### Work instructions:
Tell how many lines in these records contain the string "count", with only the number as the reply.

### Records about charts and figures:
* * *
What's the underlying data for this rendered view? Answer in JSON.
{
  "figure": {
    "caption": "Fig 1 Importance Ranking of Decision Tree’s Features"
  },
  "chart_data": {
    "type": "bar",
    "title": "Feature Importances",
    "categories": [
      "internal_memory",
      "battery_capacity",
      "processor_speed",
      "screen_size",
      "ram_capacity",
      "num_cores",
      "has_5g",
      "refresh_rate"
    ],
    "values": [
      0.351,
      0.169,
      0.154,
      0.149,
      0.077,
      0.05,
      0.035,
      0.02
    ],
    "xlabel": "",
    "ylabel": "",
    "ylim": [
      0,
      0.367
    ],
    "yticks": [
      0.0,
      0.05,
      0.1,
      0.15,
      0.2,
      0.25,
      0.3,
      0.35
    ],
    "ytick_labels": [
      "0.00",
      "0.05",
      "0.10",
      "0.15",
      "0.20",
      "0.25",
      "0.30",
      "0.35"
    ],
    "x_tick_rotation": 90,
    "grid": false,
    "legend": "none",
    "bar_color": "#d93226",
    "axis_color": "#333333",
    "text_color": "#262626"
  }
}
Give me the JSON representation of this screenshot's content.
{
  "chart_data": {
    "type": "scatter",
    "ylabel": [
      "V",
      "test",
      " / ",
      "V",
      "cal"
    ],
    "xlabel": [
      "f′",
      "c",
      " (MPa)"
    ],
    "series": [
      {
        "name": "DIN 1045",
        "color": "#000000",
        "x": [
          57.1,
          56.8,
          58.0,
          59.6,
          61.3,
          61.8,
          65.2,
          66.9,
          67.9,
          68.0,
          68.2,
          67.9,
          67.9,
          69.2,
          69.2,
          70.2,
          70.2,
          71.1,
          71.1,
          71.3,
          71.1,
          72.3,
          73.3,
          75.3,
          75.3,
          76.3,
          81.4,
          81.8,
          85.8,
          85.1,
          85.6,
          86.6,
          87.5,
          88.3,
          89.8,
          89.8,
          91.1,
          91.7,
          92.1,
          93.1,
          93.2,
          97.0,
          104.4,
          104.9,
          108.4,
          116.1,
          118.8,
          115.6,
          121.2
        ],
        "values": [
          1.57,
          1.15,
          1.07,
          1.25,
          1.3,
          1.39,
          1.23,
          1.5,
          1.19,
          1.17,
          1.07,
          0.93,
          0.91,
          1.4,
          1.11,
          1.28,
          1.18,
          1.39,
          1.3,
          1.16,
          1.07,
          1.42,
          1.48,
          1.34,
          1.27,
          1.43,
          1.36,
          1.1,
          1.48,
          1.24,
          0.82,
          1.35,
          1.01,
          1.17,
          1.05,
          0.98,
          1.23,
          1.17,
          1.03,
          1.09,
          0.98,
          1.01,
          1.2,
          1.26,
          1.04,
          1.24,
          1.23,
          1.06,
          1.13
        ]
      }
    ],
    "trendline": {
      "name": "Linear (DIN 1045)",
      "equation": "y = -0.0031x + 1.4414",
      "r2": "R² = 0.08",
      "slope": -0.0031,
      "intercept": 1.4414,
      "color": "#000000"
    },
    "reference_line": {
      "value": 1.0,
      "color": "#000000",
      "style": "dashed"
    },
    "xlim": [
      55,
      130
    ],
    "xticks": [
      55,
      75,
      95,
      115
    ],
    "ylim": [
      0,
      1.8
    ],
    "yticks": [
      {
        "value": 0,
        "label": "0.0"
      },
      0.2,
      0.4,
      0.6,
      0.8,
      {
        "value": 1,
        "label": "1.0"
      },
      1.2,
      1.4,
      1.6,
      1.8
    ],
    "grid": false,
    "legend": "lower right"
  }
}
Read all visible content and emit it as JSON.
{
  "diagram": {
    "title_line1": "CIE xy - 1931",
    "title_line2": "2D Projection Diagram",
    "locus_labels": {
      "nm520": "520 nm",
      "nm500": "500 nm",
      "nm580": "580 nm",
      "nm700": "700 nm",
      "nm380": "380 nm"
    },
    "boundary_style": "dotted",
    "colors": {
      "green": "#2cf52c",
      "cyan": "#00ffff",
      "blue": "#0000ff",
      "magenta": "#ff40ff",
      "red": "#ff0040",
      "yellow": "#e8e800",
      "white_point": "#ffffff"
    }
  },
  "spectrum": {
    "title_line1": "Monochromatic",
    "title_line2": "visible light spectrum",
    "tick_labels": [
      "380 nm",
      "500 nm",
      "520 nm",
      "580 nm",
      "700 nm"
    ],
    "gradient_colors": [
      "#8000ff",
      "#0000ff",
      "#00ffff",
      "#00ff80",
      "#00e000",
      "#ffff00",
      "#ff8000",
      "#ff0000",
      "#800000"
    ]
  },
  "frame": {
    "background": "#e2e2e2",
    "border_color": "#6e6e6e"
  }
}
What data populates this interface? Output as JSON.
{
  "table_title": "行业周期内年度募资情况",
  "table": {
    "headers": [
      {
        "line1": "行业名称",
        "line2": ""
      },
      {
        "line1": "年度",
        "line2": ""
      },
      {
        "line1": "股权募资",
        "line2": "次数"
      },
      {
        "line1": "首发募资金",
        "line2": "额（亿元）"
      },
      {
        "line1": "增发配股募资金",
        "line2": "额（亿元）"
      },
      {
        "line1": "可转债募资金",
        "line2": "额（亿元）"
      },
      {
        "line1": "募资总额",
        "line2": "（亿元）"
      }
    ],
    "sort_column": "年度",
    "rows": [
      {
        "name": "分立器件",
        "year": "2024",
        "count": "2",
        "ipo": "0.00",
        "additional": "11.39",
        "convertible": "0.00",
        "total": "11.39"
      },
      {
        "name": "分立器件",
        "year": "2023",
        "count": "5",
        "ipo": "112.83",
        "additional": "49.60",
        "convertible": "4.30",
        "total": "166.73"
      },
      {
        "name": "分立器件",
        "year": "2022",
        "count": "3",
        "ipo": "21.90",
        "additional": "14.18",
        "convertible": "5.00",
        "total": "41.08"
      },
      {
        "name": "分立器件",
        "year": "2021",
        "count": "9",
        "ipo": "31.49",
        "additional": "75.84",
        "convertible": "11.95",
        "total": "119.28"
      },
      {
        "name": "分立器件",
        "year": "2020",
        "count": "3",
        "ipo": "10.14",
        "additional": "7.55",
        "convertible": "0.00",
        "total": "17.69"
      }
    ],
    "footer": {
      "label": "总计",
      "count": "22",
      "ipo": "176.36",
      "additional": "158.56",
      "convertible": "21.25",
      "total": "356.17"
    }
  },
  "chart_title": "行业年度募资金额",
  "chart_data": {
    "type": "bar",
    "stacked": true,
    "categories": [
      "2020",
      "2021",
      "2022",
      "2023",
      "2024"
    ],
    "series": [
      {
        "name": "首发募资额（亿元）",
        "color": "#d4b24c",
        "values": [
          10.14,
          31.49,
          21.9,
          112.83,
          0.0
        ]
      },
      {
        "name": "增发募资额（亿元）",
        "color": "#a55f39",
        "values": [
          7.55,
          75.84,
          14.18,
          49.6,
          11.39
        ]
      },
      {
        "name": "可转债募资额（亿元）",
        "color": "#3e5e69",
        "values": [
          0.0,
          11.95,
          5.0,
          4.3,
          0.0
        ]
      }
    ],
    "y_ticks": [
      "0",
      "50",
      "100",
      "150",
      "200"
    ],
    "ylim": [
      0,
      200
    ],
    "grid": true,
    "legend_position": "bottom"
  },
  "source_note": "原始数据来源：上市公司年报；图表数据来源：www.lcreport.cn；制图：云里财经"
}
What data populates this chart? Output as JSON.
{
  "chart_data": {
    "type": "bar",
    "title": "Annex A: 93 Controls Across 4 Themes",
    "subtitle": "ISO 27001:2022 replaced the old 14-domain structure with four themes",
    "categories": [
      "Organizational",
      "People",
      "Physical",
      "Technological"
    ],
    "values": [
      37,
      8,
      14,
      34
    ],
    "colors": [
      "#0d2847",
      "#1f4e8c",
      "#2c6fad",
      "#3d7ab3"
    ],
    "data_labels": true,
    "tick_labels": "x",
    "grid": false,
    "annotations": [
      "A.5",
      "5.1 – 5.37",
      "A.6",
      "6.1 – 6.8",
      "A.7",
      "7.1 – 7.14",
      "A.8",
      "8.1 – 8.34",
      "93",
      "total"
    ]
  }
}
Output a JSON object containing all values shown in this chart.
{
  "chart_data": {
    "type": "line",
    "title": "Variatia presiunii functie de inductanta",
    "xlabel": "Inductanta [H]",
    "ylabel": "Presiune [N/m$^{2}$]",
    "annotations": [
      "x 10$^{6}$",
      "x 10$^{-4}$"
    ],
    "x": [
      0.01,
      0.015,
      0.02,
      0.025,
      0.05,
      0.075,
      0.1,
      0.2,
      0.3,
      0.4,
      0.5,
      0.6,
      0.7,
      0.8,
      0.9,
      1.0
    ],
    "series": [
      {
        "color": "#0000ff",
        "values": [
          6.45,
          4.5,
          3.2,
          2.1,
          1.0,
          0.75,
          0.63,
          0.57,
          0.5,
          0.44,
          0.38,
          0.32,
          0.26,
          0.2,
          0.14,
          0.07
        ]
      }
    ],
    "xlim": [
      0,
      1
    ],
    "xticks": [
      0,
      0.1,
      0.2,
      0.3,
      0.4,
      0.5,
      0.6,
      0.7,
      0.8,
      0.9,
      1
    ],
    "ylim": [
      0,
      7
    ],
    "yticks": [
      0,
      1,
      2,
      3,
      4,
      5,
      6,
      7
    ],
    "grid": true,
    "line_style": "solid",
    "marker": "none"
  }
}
* * *
### Written reply:
6